[Dataset rows]
** begin **

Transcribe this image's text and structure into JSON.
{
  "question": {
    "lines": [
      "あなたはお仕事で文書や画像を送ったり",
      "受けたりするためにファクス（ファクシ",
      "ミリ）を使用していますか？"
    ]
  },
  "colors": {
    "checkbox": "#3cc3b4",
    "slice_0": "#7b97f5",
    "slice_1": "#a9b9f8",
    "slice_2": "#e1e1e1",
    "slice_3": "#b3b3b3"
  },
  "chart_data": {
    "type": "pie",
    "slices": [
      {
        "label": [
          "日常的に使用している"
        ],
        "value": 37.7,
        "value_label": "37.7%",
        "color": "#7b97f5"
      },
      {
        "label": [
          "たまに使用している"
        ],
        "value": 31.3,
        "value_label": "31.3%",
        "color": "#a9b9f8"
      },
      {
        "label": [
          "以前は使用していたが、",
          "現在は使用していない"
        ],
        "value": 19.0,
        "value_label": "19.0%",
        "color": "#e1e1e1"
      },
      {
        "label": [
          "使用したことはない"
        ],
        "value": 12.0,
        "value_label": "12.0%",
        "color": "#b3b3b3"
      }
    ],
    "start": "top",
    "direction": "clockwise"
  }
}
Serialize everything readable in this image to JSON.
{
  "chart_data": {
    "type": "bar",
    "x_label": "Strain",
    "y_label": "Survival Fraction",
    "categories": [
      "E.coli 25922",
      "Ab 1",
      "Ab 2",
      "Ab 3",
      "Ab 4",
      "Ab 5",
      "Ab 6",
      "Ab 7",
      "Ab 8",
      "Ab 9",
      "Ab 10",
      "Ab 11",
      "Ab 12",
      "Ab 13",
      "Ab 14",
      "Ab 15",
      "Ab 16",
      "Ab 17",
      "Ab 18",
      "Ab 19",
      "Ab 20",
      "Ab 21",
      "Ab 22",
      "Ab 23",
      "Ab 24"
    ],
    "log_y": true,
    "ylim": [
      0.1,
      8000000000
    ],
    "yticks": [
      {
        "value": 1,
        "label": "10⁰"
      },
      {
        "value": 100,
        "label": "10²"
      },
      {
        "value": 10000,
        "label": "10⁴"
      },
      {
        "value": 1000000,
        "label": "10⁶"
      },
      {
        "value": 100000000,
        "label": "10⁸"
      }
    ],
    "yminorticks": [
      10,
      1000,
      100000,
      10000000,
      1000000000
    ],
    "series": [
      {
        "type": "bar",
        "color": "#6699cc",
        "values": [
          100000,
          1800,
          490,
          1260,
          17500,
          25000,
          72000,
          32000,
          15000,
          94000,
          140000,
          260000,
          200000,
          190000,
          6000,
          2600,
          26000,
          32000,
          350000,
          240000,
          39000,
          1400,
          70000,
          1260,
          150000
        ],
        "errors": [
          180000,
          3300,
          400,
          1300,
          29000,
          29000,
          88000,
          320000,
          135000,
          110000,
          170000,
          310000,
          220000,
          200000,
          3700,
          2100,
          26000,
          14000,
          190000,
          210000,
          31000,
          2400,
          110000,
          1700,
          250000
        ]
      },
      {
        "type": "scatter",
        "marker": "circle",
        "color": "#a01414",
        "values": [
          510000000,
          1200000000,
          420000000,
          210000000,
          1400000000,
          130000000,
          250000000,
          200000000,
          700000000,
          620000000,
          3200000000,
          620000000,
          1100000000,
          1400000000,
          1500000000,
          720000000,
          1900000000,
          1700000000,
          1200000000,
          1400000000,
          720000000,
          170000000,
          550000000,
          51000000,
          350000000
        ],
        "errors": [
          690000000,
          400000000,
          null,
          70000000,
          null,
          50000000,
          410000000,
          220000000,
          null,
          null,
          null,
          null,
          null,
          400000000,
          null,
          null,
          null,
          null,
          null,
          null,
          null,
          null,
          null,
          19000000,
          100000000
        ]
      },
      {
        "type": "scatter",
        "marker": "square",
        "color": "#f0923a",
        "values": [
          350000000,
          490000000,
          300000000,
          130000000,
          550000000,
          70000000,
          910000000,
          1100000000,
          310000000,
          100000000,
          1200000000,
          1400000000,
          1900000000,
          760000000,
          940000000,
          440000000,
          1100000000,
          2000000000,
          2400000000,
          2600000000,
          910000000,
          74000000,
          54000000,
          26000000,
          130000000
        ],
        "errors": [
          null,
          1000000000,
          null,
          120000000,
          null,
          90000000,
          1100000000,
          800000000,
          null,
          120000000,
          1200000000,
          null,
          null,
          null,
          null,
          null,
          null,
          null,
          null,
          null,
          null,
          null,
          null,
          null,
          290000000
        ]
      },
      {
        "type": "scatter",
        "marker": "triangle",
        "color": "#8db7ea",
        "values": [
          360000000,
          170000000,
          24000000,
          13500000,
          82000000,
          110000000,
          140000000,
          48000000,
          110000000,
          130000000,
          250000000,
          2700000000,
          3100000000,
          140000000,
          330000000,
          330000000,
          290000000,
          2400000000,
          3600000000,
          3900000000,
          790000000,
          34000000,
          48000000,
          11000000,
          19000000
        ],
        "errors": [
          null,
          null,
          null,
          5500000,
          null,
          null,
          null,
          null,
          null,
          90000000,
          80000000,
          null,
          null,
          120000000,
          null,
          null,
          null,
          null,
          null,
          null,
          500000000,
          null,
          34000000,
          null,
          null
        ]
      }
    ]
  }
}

** end **

§ **Written request**
Type out the material again exactly as presented.

§ **Result**
Transcribe this image's text and structure into JSON.
{
  "question": {
    "lines": [
      "あなたはお仕事で文書や画像を送ったり",
      "受けたりするためにファクス（ファクシ",
      "ミリ）を使用していますか？"
    ]
  },
  "colors": {
    "checkbox": "#3cc3b4",
    "slice_0": "#7b97f5",
    "slice_1": "#a9b9f8",
    "slice_2": "#e1e1e1",
    "slice_3": "#b3b3b3"
  },
  "chart_data": {
    "type": "pie",
    "slices": [
      {
        "label": [
          "日常的に使用している"
        ],
        "value": 37.7,
        "value_label": "37.7%",
        "color": "#7b97f5"
      },
      {
        "label": [
          "たまに使用している"
        ],
        "value": 31.3,
        "value_label": "31.3%",
        "color": "#a9b9f8"
      },
      {
        "label": [
          "以前は使用していたが、",
          "現在は使用していない"
        ],
        "value": 19.0,
        "value_label": "19.0%",
        "color": "#e1e1e1"
      },
      {
        "label": [
          "使用したことはない"
        ],
        "value": 12.0,
        "value_label": "12.0%",
        "color": "#b3b3b3"
      }
    ],
    "start": "top",
    "direction": "clockwise"
  }
}
Serialize everything readable in this image to JSON.
{
  "chart_data": {
    "type": "bar",
    "x_label": "Strain",
    "y_label": "Survival Fraction",
    "categories": [
      "E.coli 25922",
      "Ab 1",
      "Ab 2",
      "Ab 3",
      "Ab 4",
      "Ab 5",
      "Ab 6",
      "Ab 7",
      "Ab 8",
      "Ab 9",
      "Ab 10",
      "Ab 11",
      "Ab 12",
      "Ab 13",
      "Ab 14",
      "Ab 15",
      "Ab 16",
      "Ab 17",
      "Ab 18",
      "Ab 19",
      "Ab 20",
      "Ab 21",
      "Ab 22",
      "Ab 23",
      "Ab 24"
    ],
    "log_y": true,
    "ylim": [
      0.1,
      8000000000
    ],
    "yticks": [
      {
        "value": 1,
        "label": "10⁰"
      },
      {
        "value": 100,
        "label": "10²"
      },
      {
        "value": 10000,
        "label": "10⁴"
      },
      {
        "value": 1000000,
        "label": "10⁶"
      },
      {
        "value": 100000000,
        "label": "10⁸"
      }
    ],
    "yminorticks": [
      10,
      1000,
      100000,
      10000000,
      1000000000
    ],
    "series": [
      {
        "type": "bar",
        "color": "#6699cc",
        "values": [
          100000,
          1800,
          490,
          1260,
          17500,
          25000,
          72000,
          32000,
          15000,
          94000,
          140000,
          260000,
          200000,
          190000,
          6000,
          2600,
          26000,
          32000,
          350000,
          240000,
          39000,
          1400,
          70000,
          1260,
          150000
        ],
        "errors": [
          180000,
          3300,
          400,
          1300,
          29000,
          29000,
          88000,
          320000,
          135000,
          110000,
          170000,
          310000,
          220000,
          200000,
          3700,
          2100,
          26000,
          14000,
          190000,
          210000,
          31000,
          2400,
          110000,
          1700,
          250000
        ]
      },
      {
        "type": "scatter",
        "marker": "circle",
        "color": "#a01414",
        "values": [
          510000000,
          1200000000,
          420000000,
          210000000,
          1400000000,
          130000000,
          250000000,
          200000000,
          700000000,
          620000000,
          3200000000,
          620000000,
          1100000000,
          1400000000,
          1500000000,
          720000000,
          1900000000,
          1700000000,
          1200000000,
          1400000000,
          720000000,
          170000000,
          550000000,
          51000000,
          350000000
        ],
        "errors": [
          690000000,
          400000000,
          null,
          70000000,
          null,
          50000000,
          410000000,
          220000000,
          null,
          null,
          null,
          null,
          null,
          400000000,
          null,
          null,
          null,
          null,
          null,
          null,
          null,
          null,
          null,
          19000000,
          100000000
        ]
      },
      {
        "type": "scatter",
        "marker": "square",
        "color": "#f0923a",
        "values": [
          350000000,
          490000000,
          300000000,
          130000000,
          550000000,
          70000000,
          910000000,
          1100000000,
          310000000,
          100000000,
          1200000000,
          1400000000,
          1900000000,
          760000000,
          940000000,
          440000000,
          1100000000,
          2000000000,
          2400000000,
          2600000000,
          910000000,
          74000000,
          54000000,
          26000000,
          130000000
        ],
        "errors": [
          null,
          1000000000,
          null,
          120000000,
          null,
          90000000,
          1100000000,
          800000000,
          null,
          120000000,
          1200000000,
          null,
          null,
          null,
          null,
          null,
          null,
          null,
          null,
          null,
          null,
          null,
          null,
          null,
          290000000
        ]
      },
      {
        "type": "scatter",
        "marker": "triangle",
        "color": "#8db7ea",
        "values": [
          360000000,
          170000000,
          24000000,
          13500000,
          82000000,
          110000000,
          140000000,
          48000000,
          110000000,
          130000000,
          250000000,
          2700000000,
          3100000000,
          140000000,
          330000000,
          330000000,
          290000000,
          2400000000,
          3600000000,
          3900000000,
          790000000,
          34000000,
          48000000,
          11000000,
          19000000
        ],
        "errors": [
          null,
          null,
          null,
          5500000,
          null,
          null,
          null,
          null,
          null,
          90000000,
          80000000,
          null,
          null,
          120000000,
          null,
          null,
          null,
          null,
          null,
          null,
          500000000,
          null,
          34000000,
          null,
          null
        ]
      }
    ]
  }
}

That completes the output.